### Given entries

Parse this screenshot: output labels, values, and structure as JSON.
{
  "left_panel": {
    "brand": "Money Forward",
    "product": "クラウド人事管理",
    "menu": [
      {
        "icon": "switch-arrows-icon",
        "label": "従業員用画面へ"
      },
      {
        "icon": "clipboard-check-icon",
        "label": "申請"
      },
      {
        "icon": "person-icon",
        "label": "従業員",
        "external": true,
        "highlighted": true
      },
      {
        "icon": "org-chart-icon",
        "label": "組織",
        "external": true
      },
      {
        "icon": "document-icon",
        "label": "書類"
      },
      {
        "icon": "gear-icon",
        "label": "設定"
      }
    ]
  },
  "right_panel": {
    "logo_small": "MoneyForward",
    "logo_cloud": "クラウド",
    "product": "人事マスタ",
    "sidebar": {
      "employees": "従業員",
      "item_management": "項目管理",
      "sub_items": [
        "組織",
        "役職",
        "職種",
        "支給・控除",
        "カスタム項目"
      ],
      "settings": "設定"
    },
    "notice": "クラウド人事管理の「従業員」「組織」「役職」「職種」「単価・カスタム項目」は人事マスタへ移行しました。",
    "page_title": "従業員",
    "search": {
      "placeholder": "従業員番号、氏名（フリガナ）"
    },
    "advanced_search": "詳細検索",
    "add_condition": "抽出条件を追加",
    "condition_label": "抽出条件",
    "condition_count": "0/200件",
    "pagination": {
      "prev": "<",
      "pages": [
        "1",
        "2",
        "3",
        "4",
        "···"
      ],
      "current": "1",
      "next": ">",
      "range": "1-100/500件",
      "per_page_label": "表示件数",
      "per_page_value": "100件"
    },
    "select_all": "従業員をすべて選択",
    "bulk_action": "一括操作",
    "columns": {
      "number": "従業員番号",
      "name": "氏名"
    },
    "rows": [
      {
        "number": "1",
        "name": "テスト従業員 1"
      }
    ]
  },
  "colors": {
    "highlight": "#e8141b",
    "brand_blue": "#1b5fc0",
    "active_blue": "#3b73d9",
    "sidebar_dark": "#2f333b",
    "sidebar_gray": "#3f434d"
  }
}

### Instructions to follow
Copy the material above back out, exactly as written.

### Finished exercise
Parse this screenshot: output labels, values, and structure as JSON.
{
  "left_panel": {
    "brand": "Money Forward",
    "product": "クラウド人事管理",
    "menu": [
      {
        "icon": "switch-arrows-icon",
        "label": "従業員用画面へ"
      },
      {
        "icon": "clipboard-check-icon",
        "label": "申請"
      },
      {
        "icon": "person-icon",
        "label": "従業員",
        "external": true,
        "highlighted": true
      },
      {
        "icon": "org-chart-icon",
        "label": "組織",
        "external": true
      },
      {
        "icon": "document-icon",
        "label": "書類"
      },
      {
        "icon": "gear-icon",
        "label": "設定"
      }
    ]
  },
  "right_panel": {
    "logo_small": "MoneyForward",
    "logo_cloud": "クラウド",
    "product": "人事マスタ",
    "sidebar": {
      "employees": "従業員",
      "item_management": "項目管理",
      "sub_items": [
        "組織",
        "役職",
        "職種",
        "支給・控除",
        "カスタム項目"
      ],
      "settings": "設定"
    },
    "notice": "クラウド人事管理の「従業員」「組織」「役職」「職種」「単価・カスタム項目」は人事マスタへ移行しました。",
    "page_title": "従業員",
    "search": {
      "placeholder": "従業員番号、氏名（フリガナ）"
    },
    "advanced_search": "詳細検索",
    "add_condition": "抽出条件を追加",
    "condition_label": "抽出条件",
    "condition_count": "0/200件",
    "pagination": {
      "prev": "<",
      "pages": [
        "1",
        "2",
        "3",
        "4",
        "···"
      ],
      "current": "1",
      "next": ">",
      "range": "1-100/500件",
      "per_page_label": "表示件数",
      "per_page_value": "100件"
    },
    "select_all": "従業員をすべて選択",
    "bulk_action": "一括操作",
    "columns": {
      "number": "従業員番号",
      "name": "氏名"
    },
    "rows": [
      {
        "number": "1",
        "name": "テスト従業員 1"
      }
    ]
  },
  "colors": {
    "highlight": "#e8141b",
    "brand_blue": "#1b5fc0",
    "active_blue": "#3b73d9",
    "sidebar_dark": "#2f333b",
    "sidebar_gray": "#3f434d"
  }
}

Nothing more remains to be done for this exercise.